Data listing:

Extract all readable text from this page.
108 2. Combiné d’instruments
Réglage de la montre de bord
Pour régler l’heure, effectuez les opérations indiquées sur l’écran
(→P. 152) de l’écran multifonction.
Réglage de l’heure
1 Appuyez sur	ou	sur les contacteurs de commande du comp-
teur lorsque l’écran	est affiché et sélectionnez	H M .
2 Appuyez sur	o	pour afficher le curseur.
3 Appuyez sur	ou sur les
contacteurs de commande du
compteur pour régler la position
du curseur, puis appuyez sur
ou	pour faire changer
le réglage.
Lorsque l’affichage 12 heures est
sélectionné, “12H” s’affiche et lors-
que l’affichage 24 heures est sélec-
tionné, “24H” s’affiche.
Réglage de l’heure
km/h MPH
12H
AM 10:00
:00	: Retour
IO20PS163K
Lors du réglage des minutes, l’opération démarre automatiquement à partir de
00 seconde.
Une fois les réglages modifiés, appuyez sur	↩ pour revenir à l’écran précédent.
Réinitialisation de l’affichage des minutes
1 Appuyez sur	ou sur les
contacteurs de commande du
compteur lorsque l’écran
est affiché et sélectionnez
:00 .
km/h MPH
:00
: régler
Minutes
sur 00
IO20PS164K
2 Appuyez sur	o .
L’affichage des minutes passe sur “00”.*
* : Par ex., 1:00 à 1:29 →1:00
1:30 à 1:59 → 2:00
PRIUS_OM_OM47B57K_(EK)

What the task asks: Exactly reproduce all of the entries above.

Written answer:
Extract all readable text from this page.
108 2. Combiné d’instruments
Réglage de la montre de bord
Pour régler l’heure, effectuez les opérations indiquées sur l’écran
(→P. 152) de l’écran multifonction.
Réglage de l’heure
1 Appuyez sur	ou	sur les contacteurs de commande du comp-
teur lorsque l’écran	est affiché et sélectionnez	H M .
2 Appuyez sur	o	pour afficher le curseur.
3 Appuyez sur	ou sur les
contacteurs de commande du
compteur pour régler la position
du curseur, puis appuyez sur
ou	pour faire changer
le réglage.
Lorsque l’affichage 12 heures est
sélectionné, “12H” s’affiche et lors-
que l’affichage 24 heures est sélec-
tionné, “24H” s’affiche.
Réglage de l’heure
km/h MPH
12H
AM 10:00
:00	: Retour
IO20PS163K
Lors du réglage des minutes, l’opération démarre automatiquement à partir de
00 seconde.
Une fois les réglages modifiés, appuyez sur	↩ pour revenir à l’écran précédent.
Réinitialisation de l’affichage des minutes
1 Appuyez sur	ou sur les
contacteurs de commande du
compteur lorsque l’écran
est affiché et sélectionnez
:00 .
km/h MPH
:00
: régler
Minutes
sur 00
IO20PS164K
2 Appuyez sur	o .
L’affichage des minutes passe sur “00”.*
* : Par ex., 1:00 à 1:29 →1:00
1:30 à 1:59 → 2:00
PRIUS_OM_OM47B57K_(EK)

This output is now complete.